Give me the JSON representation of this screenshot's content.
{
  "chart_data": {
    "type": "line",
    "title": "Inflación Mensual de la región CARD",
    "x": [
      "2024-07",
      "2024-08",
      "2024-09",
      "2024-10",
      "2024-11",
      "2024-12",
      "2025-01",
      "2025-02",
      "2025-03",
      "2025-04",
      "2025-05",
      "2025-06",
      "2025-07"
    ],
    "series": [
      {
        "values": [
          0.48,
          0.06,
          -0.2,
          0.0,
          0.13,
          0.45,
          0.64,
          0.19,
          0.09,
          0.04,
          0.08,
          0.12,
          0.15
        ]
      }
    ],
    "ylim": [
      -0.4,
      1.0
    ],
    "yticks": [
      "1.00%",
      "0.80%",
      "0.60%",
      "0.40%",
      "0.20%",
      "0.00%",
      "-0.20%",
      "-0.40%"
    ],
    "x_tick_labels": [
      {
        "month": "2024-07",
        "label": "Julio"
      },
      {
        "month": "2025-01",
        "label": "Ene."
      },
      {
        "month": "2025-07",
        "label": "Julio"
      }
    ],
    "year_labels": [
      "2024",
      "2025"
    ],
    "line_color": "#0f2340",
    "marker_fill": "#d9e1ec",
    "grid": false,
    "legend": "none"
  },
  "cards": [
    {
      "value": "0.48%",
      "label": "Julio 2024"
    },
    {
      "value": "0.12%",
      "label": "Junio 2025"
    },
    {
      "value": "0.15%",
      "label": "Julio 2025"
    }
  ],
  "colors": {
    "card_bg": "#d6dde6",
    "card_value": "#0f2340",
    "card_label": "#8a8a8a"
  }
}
***
[DIRECTIONS]
Extract every line above exactly as it stands.

[EXERCISE RESULT]
Give me the JSON representation of this screenshot's content.
{
  "chart_data": {
    "type": "line",
    "title": "Inflación Mensual de la región CARD",
    "x": [
      "2024-07",
      "2024-08",
      "2024-09",
      "2024-10",
      "2024-11",
      "2024-12",
      "2025-01",
      "2025-02",
      "2025-03",
      "2025-04",
      "2025-05",
      "2025-06",
      "2025-07"
    ],
    "series": [
      {
        "values": [
          0.48,
          0.06,
          -0.2,
          0.0,
          0.13,
          0.45,
          0.64,
          0.19,
          0.09,
          0.04,
          0.08,
          0.12,
          0.15
        ]
      }
    ],
    "ylim": [
      -0.4,
      1.0
    ],
    "yticks": [
      "1.00%",
      "0.80%",
      "0.60%",
      "0.40%",
      "0.20%",
      "0.00%",
      "-0.20%",
      "-0.40%"
    ],
    "x_tick_labels": [
      {
        "month": "2024-07",
        "label": "Julio"
      },
      {
        "month": "2025-01",
        "label": "Ene."
      },
      {
        "month": "2025-07",
        "label": "Julio"
      }
    ],
    "year_labels": [
      "2024",
      "2025"
    ],
    "line_color": "#0f2340",
    "marker_fill": "#d9e1ec",
    "grid": false,
    "legend": "none"
  },
  "cards": [
    {
      "value": "0.48%",
      "label": "Julio 2024"
    },
    {
      "value": "0.12%",
      "label": "Junio 2025"
    },
    {
      "value": "0.15%",
      "label": "Julio 2025"
    }
  ],
  "colors": {
    "card_bg": "#d6dde6",
    "card_value": "#0f2340",
    "card_label": "#8a8a8a"
  }
}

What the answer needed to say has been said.